▶ _Problem details_:
Each line that includes the word "level" counts once; give the total and nothing more.

### Dataset entries ###

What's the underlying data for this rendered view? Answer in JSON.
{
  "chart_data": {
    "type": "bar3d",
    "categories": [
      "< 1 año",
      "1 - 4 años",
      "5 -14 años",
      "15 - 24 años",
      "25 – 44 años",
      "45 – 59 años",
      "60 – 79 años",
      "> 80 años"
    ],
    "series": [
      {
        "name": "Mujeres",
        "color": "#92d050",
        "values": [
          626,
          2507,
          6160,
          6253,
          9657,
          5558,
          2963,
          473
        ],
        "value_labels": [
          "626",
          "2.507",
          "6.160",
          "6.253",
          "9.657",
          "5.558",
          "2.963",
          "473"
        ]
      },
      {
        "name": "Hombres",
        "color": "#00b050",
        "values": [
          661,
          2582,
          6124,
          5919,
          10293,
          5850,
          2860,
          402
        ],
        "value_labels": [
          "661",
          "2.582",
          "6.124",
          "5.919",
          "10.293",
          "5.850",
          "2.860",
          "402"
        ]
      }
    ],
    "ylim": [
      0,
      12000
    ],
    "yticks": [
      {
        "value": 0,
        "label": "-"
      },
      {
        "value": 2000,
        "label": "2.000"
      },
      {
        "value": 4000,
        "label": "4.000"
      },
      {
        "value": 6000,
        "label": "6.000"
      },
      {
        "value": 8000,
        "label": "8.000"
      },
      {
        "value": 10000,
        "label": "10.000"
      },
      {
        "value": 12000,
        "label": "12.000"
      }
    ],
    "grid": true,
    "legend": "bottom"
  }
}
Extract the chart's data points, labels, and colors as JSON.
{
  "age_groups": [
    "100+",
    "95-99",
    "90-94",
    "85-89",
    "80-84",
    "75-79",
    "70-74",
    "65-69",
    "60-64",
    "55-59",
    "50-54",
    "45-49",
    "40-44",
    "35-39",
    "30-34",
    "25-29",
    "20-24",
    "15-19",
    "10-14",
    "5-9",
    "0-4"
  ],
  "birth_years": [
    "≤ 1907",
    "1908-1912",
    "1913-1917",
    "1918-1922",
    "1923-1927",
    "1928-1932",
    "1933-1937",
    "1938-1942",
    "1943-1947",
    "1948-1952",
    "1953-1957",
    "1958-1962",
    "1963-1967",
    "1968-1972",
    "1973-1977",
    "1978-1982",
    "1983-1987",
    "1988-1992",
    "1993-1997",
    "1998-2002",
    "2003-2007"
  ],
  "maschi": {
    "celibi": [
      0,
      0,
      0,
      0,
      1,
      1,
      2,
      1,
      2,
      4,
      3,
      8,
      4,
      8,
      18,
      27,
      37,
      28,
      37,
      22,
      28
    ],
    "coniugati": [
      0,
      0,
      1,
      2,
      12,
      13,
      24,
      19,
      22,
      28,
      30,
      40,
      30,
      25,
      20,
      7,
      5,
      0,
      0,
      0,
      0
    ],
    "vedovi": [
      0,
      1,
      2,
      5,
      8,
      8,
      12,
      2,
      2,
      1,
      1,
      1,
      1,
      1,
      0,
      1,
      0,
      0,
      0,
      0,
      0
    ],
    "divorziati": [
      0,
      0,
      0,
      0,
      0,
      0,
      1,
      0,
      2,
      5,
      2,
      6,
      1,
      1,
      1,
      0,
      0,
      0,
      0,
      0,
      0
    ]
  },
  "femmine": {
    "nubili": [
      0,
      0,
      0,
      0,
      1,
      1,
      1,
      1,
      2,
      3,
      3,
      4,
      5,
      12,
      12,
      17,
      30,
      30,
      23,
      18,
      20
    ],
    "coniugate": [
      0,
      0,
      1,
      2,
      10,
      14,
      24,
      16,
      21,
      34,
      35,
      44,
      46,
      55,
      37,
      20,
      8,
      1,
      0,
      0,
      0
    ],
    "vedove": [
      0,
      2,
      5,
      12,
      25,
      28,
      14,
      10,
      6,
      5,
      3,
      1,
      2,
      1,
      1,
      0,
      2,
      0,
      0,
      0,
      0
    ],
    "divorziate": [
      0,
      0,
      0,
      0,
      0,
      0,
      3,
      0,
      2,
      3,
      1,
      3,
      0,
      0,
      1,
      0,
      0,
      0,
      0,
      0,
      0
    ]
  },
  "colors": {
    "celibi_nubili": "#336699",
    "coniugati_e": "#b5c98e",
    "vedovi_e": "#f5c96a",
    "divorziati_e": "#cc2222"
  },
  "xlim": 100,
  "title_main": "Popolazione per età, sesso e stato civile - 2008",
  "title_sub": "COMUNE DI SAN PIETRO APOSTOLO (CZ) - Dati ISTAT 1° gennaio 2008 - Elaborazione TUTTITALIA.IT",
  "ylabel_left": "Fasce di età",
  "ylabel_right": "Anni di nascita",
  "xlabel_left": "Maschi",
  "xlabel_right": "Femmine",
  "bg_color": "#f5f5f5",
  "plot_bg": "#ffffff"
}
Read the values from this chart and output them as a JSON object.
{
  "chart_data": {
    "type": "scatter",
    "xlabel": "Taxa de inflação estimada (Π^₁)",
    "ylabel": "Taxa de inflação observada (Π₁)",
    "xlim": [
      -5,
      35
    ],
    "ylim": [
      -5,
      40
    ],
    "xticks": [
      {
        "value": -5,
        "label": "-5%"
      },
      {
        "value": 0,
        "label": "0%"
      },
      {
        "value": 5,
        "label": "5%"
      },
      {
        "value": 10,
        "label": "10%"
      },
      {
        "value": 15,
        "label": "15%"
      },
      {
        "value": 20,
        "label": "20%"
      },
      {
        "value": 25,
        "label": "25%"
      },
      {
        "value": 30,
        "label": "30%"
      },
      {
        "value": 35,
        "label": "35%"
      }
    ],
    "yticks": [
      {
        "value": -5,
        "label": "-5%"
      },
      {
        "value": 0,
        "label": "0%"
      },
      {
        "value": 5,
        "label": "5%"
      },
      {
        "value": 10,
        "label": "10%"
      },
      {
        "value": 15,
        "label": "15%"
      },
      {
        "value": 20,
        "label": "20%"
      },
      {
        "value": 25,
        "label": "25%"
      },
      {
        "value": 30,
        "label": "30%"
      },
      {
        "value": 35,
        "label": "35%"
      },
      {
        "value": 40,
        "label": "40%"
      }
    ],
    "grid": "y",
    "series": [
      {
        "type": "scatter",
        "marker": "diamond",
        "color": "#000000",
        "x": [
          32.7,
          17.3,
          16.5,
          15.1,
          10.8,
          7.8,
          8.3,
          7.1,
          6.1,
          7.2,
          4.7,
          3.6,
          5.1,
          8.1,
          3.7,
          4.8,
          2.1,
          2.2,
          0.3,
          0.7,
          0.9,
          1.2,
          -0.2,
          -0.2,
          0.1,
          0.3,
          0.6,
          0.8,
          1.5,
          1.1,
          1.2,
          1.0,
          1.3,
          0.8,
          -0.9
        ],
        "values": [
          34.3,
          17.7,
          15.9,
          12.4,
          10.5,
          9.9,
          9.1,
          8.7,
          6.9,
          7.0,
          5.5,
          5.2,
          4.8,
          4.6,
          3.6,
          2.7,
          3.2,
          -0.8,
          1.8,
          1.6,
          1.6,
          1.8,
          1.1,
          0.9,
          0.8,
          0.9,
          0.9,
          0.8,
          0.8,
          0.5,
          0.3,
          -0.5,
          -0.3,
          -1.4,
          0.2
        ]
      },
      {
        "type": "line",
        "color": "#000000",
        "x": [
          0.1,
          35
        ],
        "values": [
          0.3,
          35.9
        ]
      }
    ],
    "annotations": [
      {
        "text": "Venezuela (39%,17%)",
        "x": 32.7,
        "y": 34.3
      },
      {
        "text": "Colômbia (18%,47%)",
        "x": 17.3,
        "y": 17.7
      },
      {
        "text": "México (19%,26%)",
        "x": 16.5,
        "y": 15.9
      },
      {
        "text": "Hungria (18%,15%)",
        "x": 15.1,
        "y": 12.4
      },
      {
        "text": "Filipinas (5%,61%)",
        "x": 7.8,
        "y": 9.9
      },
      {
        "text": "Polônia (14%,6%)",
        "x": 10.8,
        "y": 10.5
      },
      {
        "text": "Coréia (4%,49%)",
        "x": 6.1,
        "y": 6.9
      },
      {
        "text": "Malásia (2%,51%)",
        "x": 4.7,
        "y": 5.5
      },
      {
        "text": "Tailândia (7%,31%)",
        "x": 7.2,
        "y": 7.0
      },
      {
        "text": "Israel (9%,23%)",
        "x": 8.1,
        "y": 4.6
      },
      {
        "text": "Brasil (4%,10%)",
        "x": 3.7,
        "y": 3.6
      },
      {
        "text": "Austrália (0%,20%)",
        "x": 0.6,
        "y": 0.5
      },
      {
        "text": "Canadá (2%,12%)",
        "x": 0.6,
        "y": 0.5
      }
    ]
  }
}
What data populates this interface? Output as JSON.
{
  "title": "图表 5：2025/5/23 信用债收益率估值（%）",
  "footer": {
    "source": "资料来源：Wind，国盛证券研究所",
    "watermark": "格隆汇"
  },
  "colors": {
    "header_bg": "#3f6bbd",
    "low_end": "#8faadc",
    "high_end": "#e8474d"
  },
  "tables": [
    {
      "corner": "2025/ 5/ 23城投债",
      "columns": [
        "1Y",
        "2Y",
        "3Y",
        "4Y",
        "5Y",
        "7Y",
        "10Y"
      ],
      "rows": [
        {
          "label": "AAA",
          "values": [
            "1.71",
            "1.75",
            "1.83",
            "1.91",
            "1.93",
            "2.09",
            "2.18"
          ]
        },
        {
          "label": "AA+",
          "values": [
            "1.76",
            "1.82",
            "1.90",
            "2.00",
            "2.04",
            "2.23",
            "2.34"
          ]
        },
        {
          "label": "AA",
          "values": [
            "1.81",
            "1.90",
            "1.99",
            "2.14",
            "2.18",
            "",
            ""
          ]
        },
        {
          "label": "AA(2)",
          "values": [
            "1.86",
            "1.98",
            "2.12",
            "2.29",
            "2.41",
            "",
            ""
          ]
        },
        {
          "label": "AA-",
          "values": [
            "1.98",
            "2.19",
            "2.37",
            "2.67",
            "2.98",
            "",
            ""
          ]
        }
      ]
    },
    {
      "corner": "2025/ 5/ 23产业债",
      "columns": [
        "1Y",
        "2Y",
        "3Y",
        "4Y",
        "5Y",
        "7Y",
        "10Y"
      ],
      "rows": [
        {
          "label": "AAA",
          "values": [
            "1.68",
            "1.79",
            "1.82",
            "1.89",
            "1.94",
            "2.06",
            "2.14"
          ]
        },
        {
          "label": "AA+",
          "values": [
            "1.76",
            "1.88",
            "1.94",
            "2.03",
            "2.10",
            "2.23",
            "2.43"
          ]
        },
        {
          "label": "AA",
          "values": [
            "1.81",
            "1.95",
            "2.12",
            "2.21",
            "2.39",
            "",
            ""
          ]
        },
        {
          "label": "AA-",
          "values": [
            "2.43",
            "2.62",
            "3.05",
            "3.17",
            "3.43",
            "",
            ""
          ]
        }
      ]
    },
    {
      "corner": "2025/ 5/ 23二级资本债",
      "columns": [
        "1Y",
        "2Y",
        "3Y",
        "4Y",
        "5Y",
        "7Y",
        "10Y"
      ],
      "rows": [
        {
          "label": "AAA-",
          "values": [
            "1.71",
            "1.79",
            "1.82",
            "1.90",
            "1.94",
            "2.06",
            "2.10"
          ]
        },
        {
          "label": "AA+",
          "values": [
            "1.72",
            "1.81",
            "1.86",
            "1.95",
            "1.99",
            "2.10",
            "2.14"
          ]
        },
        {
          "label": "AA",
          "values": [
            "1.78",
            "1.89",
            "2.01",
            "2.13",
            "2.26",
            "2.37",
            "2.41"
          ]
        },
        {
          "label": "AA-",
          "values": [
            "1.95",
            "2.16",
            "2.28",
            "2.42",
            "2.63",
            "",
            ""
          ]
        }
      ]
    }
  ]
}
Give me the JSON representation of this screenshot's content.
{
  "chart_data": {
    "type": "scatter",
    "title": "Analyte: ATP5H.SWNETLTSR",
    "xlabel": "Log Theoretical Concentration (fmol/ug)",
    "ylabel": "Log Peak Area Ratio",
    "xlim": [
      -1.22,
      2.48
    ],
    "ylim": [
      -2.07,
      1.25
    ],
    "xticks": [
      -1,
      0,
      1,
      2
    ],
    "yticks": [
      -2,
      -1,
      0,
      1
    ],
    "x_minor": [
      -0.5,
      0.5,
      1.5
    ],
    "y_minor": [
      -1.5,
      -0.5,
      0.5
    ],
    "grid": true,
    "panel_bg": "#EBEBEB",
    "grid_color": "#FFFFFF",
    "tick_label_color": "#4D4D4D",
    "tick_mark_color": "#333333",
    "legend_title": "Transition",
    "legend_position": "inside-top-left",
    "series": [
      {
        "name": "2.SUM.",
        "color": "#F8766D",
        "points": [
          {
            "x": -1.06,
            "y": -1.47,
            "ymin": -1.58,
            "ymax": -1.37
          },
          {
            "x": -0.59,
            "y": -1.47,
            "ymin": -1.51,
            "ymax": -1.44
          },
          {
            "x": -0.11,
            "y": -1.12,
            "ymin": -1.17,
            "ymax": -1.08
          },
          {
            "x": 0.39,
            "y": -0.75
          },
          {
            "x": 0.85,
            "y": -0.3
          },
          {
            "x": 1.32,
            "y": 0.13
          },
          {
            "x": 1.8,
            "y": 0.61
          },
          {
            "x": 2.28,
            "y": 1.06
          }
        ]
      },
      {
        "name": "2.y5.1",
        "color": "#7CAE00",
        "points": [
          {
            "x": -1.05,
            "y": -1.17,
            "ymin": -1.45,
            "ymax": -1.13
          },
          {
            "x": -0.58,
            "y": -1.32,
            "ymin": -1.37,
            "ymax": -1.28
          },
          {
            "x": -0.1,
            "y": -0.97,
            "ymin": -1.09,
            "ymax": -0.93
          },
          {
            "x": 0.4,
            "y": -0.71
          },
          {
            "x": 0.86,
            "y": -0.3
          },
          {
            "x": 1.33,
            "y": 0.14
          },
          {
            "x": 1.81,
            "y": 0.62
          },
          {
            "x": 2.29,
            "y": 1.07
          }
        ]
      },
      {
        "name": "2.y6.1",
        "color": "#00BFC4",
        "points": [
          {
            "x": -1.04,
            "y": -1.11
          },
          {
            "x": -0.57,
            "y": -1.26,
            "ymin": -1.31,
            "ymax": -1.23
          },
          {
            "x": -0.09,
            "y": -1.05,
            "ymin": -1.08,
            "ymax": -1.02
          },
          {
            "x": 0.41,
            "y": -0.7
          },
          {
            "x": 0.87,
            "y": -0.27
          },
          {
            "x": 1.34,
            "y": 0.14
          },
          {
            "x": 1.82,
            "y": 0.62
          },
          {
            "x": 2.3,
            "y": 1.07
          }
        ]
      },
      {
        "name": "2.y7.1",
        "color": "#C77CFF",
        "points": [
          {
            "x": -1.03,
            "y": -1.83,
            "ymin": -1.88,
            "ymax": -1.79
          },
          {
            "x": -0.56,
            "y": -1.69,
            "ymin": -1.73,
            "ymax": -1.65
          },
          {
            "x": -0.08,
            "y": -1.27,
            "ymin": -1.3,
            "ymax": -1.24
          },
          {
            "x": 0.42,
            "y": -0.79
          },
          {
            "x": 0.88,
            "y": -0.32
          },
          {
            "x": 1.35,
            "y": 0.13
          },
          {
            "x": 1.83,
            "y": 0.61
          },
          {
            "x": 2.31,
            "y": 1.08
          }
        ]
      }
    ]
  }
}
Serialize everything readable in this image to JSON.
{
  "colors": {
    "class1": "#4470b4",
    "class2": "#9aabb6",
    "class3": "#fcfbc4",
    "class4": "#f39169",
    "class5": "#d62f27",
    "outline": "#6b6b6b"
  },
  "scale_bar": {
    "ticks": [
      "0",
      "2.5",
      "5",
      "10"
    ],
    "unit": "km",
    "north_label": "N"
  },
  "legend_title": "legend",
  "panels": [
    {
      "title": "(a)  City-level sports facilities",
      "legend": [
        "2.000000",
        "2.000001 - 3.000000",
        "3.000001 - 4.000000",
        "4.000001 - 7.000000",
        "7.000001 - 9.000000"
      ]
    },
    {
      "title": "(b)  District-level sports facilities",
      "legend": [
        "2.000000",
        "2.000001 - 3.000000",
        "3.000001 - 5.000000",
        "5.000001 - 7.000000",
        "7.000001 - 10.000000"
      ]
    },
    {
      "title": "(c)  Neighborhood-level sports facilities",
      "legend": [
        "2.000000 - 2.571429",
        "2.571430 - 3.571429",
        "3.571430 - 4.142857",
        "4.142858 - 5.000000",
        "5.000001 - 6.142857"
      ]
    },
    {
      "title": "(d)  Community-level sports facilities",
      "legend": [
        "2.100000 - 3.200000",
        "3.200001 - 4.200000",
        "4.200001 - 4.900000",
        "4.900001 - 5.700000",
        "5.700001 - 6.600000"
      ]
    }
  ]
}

###

▶ _Exercise answer_:
4